What to work on
Copy the records that follow exactly as written, but not their pictures.

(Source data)

============================================================

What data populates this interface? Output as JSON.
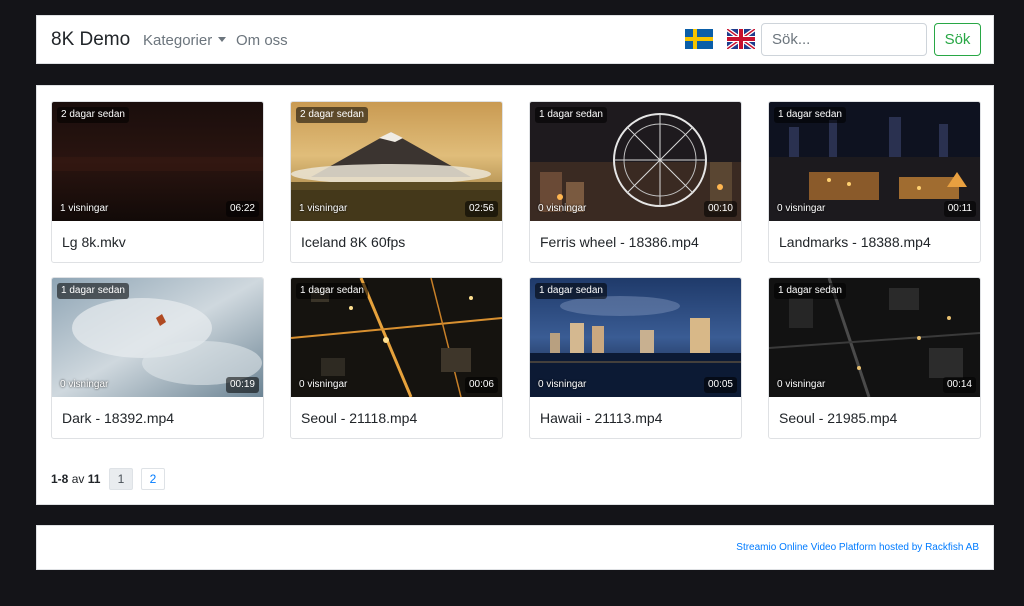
{
  "navbar": {
    "brand": "8K Demo",
    "categories_label": "Kategorier",
    "about_label": "Om oss",
    "search_placeholder": "Sök...",
    "search_button": "Sök"
  },
  "videos": [
    {
      "age": "2 dagar sedan",
      "views": "1 visningar",
      "duration": "06:22",
      "title": "Lg 8k.mkv"
    },
    {
      "age": "2 dagar sedan",
      "views": "1 visningar",
      "duration": "02:56",
      "title": "Iceland 8K 60fps"
    },
    {
      "age": "1 dagar sedan",
      "views": "0 visningar",
      "duration": "00:10",
      "title": "Ferris wheel - 18386.mp4"
    },
    {
      "age": "1 dagar sedan",
      "views": "0 visningar",
      "duration": "00:11",
      "title": "Landmarks - 18388.mp4"
    },
    {
      "age": "1 dagar sedan",
      "views": "0 visningar",
      "duration": "00:19",
      "title": "Dark - 18392.mp4"
    },
    {
      "age": "1 dagar sedan",
      "views": "0 visningar",
      "duration": "00:06",
      "title": "Seoul - 21118.mp4"
    },
    {
      "age": "1 dagar sedan",
      "views": "0 visningar",
      "duration": "00:05",
      "title": "Hawaii - 21113.mp4"
    },
    {
      "age": "1 dagar sedan",
      "views": "0 visningar",
      "duration": "00:14",
      "title": "Seoul - 21985.mp4"
    }
  ],
  "pagination": {
    "range": "1-8",
    "of_text": "av",
    "total": "11",
    "pages": [
      "1",
      "2"
    ]
  },
  "footer": {
    "link_text": "Streamio Online Video Platform hosted by Rackfish AB"
  }
}
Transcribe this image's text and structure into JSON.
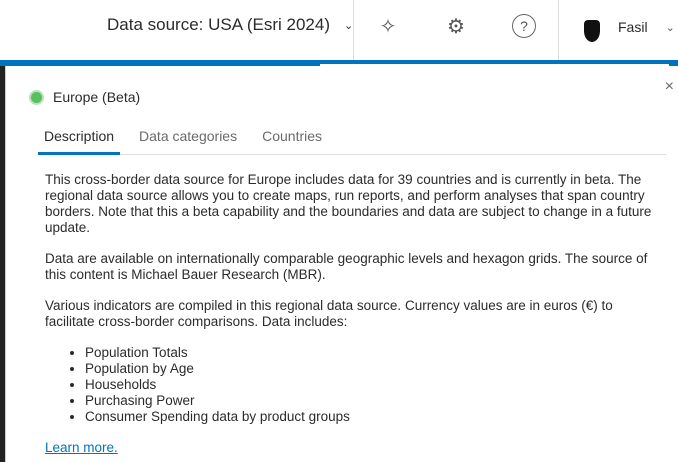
{
  "header": {
    "data_source": "Data source: USA (Esri 2024)",
    "user_name": "Fasil",
    "icons": [
      "sparkle-icon",
      "gear-icon",
      "help-icon"
    ]
  },
  "panel": {
    "title": "Europe (Beta)",
    "close": "×",
    "tabs": [
      {
        "label": "Description"
      },
      {
        "label": "Data categories"
      },
      {
        "label": "Countries"
      }
    ],
    "paragraphs": [
      "This cross-border data source for Europe includes data for 39 countries and is currently in beta. The regional data source allows you to create maps, run reports, and perform analyses that span country borders. Note that this a beta capability and the boundaries and data are subject to change in a future update.",
      "Data are available on internationally comparable geographic levels and hexagon grids. The source of this content is Michael Bauer Research (MBR).",
      "Various indicators are compiled in this regional data source. Currency values are in euros (€) to facilitate cross-border comparisons. Data includes:"
    ],
    "list": [
      "Population Totals",
      "Population by Age",
      "Households",
      "Purchasing Power",
      "Consumer Spending data by product groups"
    ],
    "learn_more": "Learn more."
  }
}
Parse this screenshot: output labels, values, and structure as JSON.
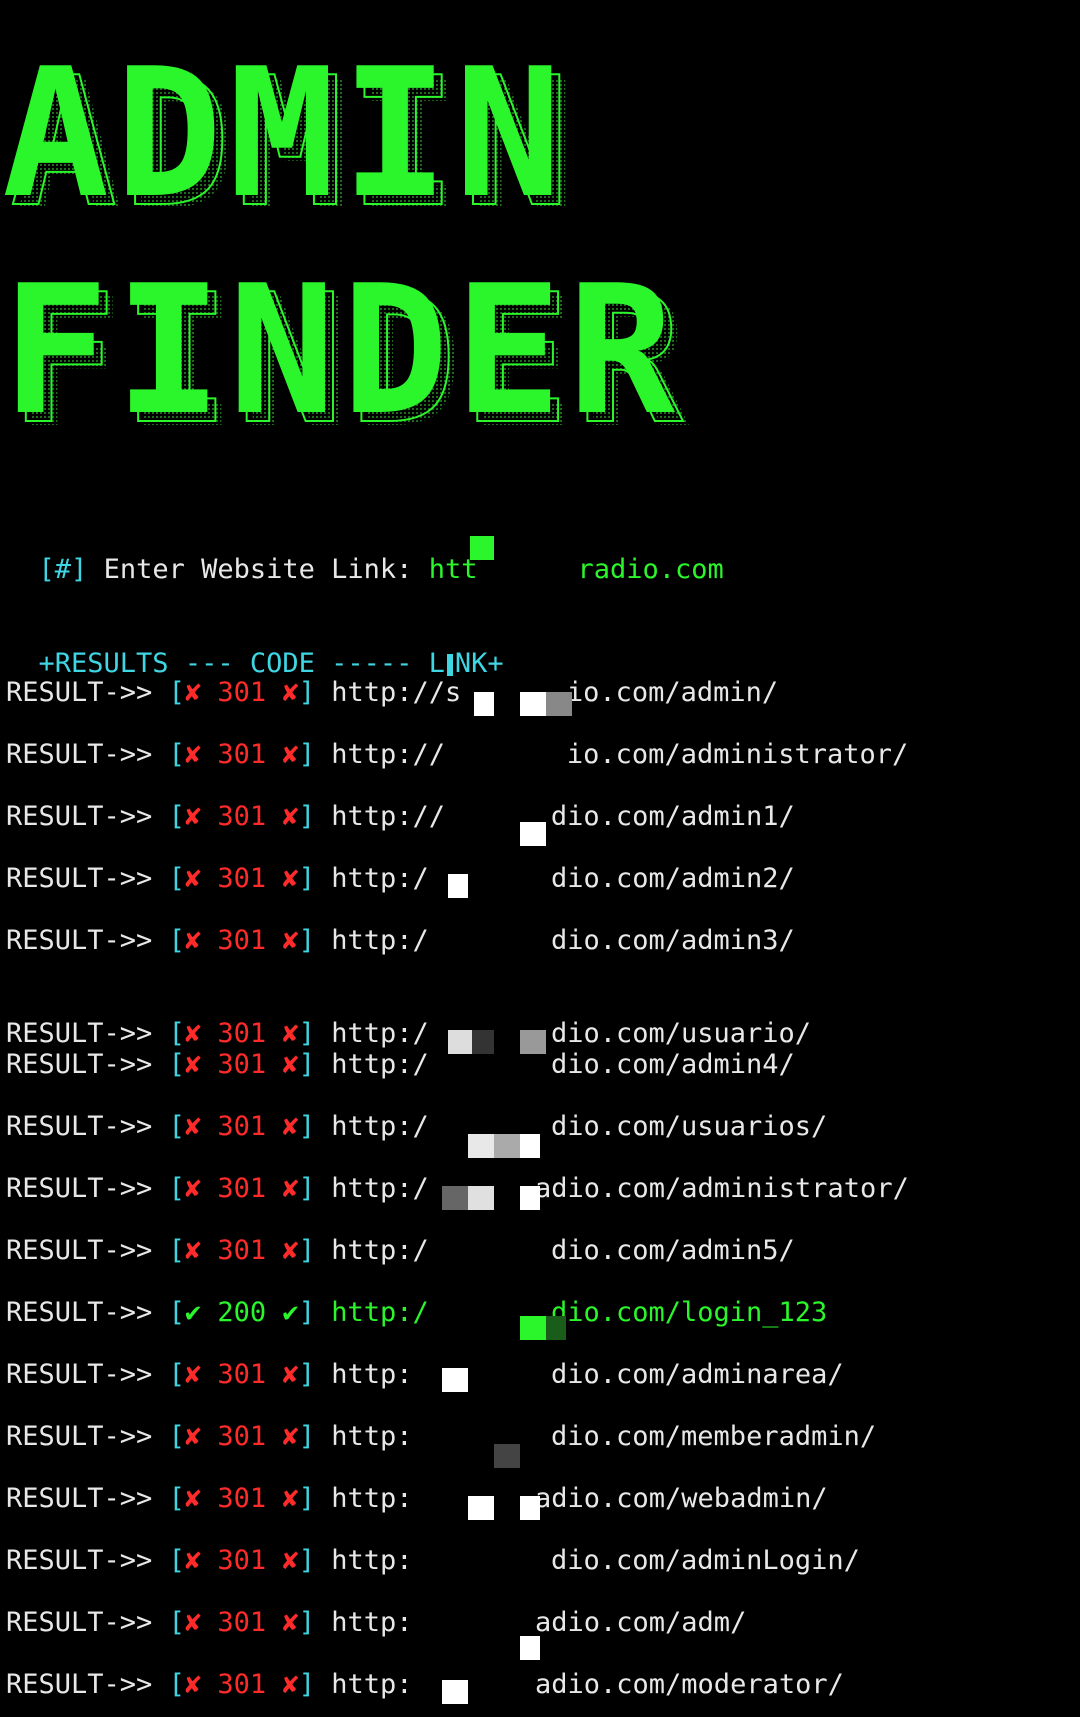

============================================================

Written reply
What data populates this interface? Output as JSON.
{
  "navbar": {
    "brand": "8K Demo",
    "categories_label": "Kategorier",
    "about_label": "Om oss",
    "search_placeholder": "Sök...",
    "search_button": "Sök"
  },
  "videos": [
    {
      "age": "2 dagar sedan",
      "views": "1 visningar",
      "duration": "06:22",
      "title": "Lg 8k.mkv"
    },
    {
      "age": "2 dagar sedan",
      "views": "1 visningar",
      "duration": "02:56",
      "title": "Iceland 8K 60fps"
    },
    {
      "age": "1 dagar sedan",
      "views": "0 visningar",
      "duration": "00:10",
      "title": "Ferris wheel - 18386.mp4"
    },
    {
      "age": "1 dagar sedan",
      "views": "0 visningar",
      "duration": "00:11",
      "title": "Landmarks - 18388.mp4"
    },
    {
      "age": "1 dagar sedan",
      "views": "0 visningar",
      "duration": "00:19",
      "title": "Dark - 18392.mp4"
    },
    {
      "age": "1 dagar sedan",
      "views": "0 visningar",
      "duration": "00:06",
      "title": "Seoul - 21118.mp4"
    },
    {
      "age": "1 dagar sedan",
      "views": "0 visningar",
      "duration": "00:05",
      "title": "Hawaii - 21113.mp4"
    },
    {
      "age": "1 dagar sedan",
      "views": "0 visningar",
      "duration": "00:14",
      "title": "Seoul - 21985.mp4"
    }
  ],
  "pagination": {
    "range": "1-8",
    "of_text": "av",
    "total": "11",
    "pages": [
      "1",
      "2"
    ]
  },
  "footer": {
    "link_text": "Streamio Online Video Platform hosted by Rackfish AB"
  }
}
Transcribe this image's text and structure into JSON.
{
  "header": {
    "data_source": "Data source: USA (Esri 2024)",
    "user_name": "Fasil",
    "icons": [
      "sparkle-icon",
      "gear-icon",
      "help-icon"
    ]
  },
  "panel": {
    "title": "Europe (Beta)",
    "close": "×",
    "tabs": [
      {
        "label": "Description"
      },
      {
        "label": "Data categories"
      },
      {
        "label": "Countries"
      }
    ],
    "paragraphs": [
      "This cross-border data source for Europe includes data for 39 countries and is currently in beta. The regional data source allows you to create maps, run reports, and perform analyses that span country borders. Note that this a beta capability and the boundaries and data are subject to change in a future update.",
      "Data are available on internationally comparable geographic levels and hexagon grids. The source of this content is Michael Bauer Research (MBR).",
      "Various indicators are compiled in this regional data source. Currency values are in euros (€) to facilitate cross-border comparisons. Data includes:"
    ],
    "list": [
      "Population Totals",
      "Population by Age",
      "Households",
      "Purchasing Power",
      "Consumer Spending data by product groups"
    ],
    "learn_more": "Learn more."
  }
}
Parse this screenshot: output labels, values, and structure as JSON.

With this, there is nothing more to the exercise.